Only a number is wanted: the count of lines in this listing that contain "text".

* * * *

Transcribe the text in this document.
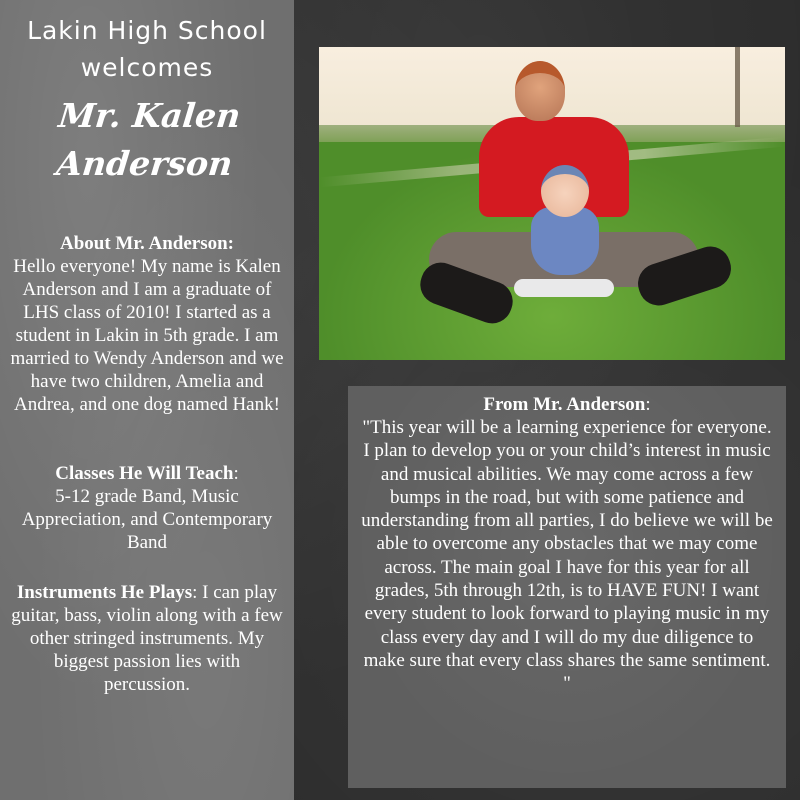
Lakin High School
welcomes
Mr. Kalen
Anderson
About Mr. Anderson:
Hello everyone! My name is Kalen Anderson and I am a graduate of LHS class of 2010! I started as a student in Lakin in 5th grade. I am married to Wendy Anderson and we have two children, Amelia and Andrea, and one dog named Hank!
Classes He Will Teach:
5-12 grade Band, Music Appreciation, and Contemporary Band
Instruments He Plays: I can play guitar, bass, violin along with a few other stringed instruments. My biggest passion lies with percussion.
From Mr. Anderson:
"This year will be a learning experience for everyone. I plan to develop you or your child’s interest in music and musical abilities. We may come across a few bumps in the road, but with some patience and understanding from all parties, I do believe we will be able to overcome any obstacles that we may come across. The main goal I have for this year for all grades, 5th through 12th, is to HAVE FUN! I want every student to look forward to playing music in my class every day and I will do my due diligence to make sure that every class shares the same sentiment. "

* * * *

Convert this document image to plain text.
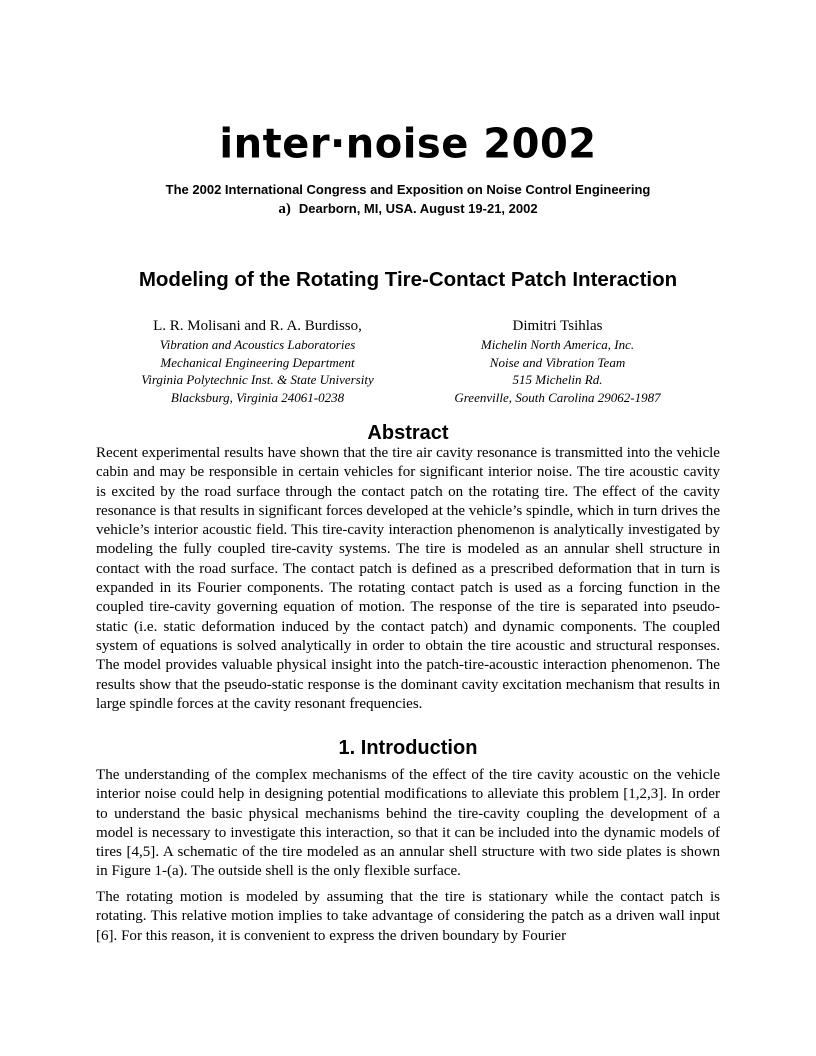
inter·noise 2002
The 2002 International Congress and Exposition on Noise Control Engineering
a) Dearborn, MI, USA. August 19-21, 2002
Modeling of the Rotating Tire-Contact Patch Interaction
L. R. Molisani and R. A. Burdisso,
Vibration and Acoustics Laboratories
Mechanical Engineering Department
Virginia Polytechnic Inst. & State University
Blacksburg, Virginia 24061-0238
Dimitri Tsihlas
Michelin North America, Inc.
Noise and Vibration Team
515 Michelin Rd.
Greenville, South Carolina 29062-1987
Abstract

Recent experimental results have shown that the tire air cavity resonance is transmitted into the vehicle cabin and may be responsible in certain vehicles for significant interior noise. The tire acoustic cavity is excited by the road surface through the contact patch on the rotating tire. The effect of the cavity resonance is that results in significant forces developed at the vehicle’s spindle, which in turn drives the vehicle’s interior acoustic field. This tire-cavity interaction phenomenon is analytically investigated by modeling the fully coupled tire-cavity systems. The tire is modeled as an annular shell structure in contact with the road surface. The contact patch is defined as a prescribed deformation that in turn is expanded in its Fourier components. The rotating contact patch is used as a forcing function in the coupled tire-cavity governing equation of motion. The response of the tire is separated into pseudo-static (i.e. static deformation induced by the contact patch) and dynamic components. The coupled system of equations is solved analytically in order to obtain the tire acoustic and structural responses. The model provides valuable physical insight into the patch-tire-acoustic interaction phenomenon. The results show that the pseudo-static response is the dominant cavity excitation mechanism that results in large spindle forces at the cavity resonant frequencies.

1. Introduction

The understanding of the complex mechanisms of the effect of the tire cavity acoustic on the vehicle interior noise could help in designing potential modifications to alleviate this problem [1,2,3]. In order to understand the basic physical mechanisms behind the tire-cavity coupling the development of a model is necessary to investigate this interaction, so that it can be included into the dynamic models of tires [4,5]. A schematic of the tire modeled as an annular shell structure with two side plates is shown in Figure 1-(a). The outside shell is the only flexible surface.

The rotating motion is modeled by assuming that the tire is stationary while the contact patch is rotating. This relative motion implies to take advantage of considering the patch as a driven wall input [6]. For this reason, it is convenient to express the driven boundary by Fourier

* * * *

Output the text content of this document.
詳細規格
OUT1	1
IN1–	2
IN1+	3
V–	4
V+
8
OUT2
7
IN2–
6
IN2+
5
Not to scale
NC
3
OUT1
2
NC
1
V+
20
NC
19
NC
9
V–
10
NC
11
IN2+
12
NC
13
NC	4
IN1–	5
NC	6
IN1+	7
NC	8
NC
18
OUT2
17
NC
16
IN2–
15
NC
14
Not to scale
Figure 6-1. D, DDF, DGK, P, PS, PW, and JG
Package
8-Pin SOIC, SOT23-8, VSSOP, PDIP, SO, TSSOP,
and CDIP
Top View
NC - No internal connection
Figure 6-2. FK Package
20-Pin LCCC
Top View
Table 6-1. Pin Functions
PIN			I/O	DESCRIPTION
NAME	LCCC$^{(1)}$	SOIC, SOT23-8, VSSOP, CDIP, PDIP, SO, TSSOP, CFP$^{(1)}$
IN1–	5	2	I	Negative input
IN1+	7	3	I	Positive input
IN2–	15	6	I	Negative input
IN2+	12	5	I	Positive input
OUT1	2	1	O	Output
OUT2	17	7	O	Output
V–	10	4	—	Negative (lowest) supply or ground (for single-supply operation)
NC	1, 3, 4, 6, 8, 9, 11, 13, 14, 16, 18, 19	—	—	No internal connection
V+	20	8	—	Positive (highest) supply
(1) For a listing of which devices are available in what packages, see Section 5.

* * * *

◆ Answer in full ◆
3